━━━ EXTRAIT DU DOCUMENT ━━━

J'étais en voiture, le long du Gardon, l'autre jour, à Alès, quand la vérité m'a sauté au visage : je ne suis pas fait pour les relations humaines. Mais alors pas du tout. Ça n'a jamais marché et ça ne marchera jamais. Il m'aura fallu soixante ans pour l'admettre : je dois sans doute me faire une raison. En revanche, je peux m'entendre sans difficulté avec une bête, ça c'est prouvé. Il y a tous ces gens qui ne se sentent pas bien dans leur sexe ; eh bien moi je ne me sens pas bien dans mon espèce. C'est interdit ? L'autre soir, quelqu'un que j'aime beaucoup m'a envoyé quelques lignes de saint François d'Assise, pour me rasséréner. J'ai trouvé ça d'une nullité affligeante. J'étais à deux doigts d'insulter Jésus. Un vieux reste de civilité m'a retenu.

━━━ DONNÉES FOURNIES ━━━

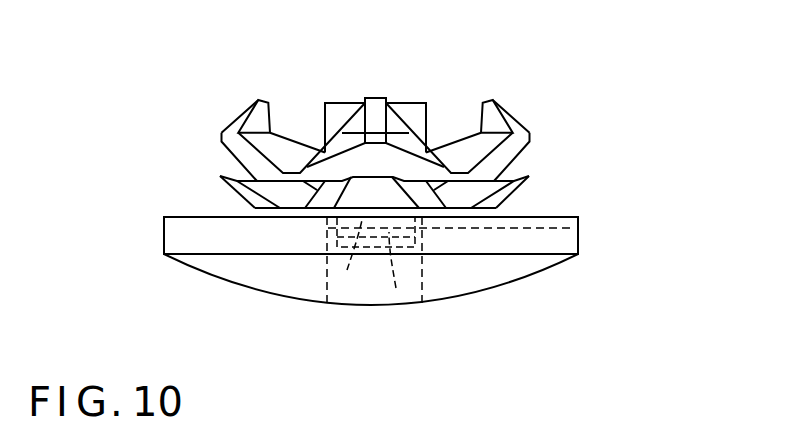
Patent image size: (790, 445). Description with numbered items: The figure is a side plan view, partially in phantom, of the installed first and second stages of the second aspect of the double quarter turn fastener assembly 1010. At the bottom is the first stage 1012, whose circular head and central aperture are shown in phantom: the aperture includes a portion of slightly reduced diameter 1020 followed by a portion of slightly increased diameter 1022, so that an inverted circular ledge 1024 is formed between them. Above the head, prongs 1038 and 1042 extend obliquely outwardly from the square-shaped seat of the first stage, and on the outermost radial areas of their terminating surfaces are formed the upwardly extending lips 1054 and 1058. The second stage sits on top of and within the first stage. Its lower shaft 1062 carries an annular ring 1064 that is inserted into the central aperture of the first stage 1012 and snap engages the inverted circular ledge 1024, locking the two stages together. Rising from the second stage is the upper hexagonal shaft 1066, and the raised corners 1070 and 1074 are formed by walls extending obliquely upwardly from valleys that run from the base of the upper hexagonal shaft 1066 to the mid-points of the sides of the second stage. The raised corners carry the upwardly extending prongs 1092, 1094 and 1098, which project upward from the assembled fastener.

━━━

Répondez à ces questions sur l'extrait, en numérotant les réponses de la même manière.
1. Le long de quel cours d'eau se trouvait la voiture ?
2. Combien d'années a-t-il fallu pour admettre ne pas être fait pour les relations humaines ?
3. De qui étaient les quelques lignes envoyées un soir ?

### RÉPONSE À LA CONSIGNE
1. Le long du Gardon, à Alès.
2. Soixante ans.
3. De saint François d'Assise.